Figure record listings
● ● ●
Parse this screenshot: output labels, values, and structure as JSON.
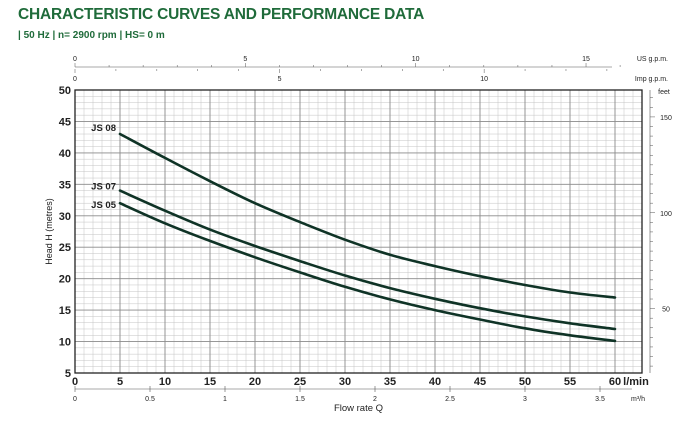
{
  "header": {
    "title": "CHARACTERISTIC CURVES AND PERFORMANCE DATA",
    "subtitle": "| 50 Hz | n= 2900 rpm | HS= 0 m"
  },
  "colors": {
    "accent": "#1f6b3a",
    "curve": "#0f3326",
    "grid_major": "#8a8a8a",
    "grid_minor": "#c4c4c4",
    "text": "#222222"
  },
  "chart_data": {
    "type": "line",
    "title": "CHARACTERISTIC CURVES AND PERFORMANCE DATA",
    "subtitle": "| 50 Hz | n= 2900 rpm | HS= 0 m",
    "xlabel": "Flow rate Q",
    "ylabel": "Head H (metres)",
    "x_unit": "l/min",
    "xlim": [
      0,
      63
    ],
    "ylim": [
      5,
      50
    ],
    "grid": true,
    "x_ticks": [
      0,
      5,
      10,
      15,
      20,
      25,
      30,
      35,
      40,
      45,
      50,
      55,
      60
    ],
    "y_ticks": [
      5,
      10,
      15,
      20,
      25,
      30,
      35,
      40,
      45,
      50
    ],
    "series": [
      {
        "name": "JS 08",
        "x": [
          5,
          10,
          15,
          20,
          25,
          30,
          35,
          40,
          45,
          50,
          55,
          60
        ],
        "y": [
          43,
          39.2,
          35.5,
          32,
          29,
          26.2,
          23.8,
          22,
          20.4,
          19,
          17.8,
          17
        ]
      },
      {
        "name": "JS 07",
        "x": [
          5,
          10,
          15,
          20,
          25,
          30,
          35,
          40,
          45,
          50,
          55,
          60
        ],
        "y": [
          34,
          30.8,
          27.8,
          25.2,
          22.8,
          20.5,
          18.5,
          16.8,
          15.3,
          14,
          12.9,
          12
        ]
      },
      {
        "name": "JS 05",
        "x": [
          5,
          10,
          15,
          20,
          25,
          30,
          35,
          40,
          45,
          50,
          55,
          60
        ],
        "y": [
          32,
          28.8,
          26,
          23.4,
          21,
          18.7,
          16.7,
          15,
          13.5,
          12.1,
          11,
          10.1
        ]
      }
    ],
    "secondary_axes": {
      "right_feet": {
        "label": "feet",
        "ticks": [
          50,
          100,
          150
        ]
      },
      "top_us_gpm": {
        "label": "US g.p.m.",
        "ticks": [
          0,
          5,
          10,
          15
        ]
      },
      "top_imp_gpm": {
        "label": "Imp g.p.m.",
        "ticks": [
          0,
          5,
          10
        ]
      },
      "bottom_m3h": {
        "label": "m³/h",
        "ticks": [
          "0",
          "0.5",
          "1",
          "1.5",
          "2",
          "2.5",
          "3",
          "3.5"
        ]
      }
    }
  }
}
● ● ●
→ **DESCRIPTION OF THE TASK**: Copy each line exactly, and leave the pictures out of your copy.

→ **ANSWER BELOW**:
Parse this screenshot: output labels, values, and structure as JSON.
{
  "header": {
    "title": "CHARACTERISTIC CURVES AND PERFORMANCE DATA",
    "subtitle": "| 50 Hz | n= 2900 rpm | HS= 0 m"
  },
  "colors": {
    "accent": "#1f6b3a",
    "curve": "#0f3326",
    "grid_major": "#8a8a8a",
    "grid_minor": "#c4c4c4",
    "text": "#222222"
  },
  "chart_data": {
    "type": "line",
    "title": "CHARACTERISTIC CURVES AND PERFORMANCE DATA",
    "subtitle": "| 50 Hz | n= 2900 rpm | HS= 0 m",
    "xlabel": "Flow rate Q",
    "ylabel": "Head H (metres)",
    "x_unit": "l/min",
    "xlim": [
      0,
      63
    ],
    "ylim": [
      5,
      50
    ],
    "grid": true,
    "x_ticks": [
      0,
      5,
      10,
      15,
      20,
      25,
      30,
      35,
      40,
      45,
      50,
      55,
      60
    ],
    "y_ticks": [
      5,
      10,
      15,
      20,
      25,
      30,
      35,
      40,
      45,
      50
    ],
    "series": [
      {
        "name": "JS 08",
        "x": [
          5,
          10,
          15,
          20,
          25,
          30,
          35,
          40,
          45,
          50,
          55,
          60
        ],
        "y": [
          43,
          39.2,
          35.5,
          32,
          29,
          26.2,
          23.8,
          22,
          20.4,
          19,
          17.8,
          17
        ]
      },
      {
        "name": "JS 07",
        "x": [
          5,
          10,
          15,
          20,
          25,
          30,
          35,
          40,
          45,
          50,
          55,
          60
        ],
        "y": [
          34,
          30.8,
          27.8,
          25.2,
          22.8,
          20.5,
          18.5,
          16.8,
          15.3,
          14,
          12.9,
          12
        ]
      },
      {
        "name": "JS 05",
        "x": [
          5,
          10,
          15,
          20,
          25,
          30,
          35,
          40,
          45,
          50,
          55,
          60
        ],
        "y": [
          32,
          28.8,
          26,
          23.4,
          21,
          18.7,
          16.7,
          15,
          13.5,
          12.1,
          11,
          10.1
        ]
      }
    ],
    "secondary_axes": {
      "right_feet": {
        "label": "feet",
        "ticks": [
          50,
          100,
          150
        ]
      },
      "top_us_gpm": {
        "label": "US g.p.m.",
        "ticks": [
          0,
          5,
          10,
          15
        ]
      },
      "top_imp_gpm": {
        "label": "Imp g.p.m.",
        "ticks": [
          0,
          5,
          10
        ]
      },
      "bottom_m3h": {
        "label": "m³/h",
        "ticks": [
          "0",
          "0.5",
          "1",
          "1.5",
          "2",
          "2.5",
          "3",
          "3.5"
        ]
      }
    }
  }
}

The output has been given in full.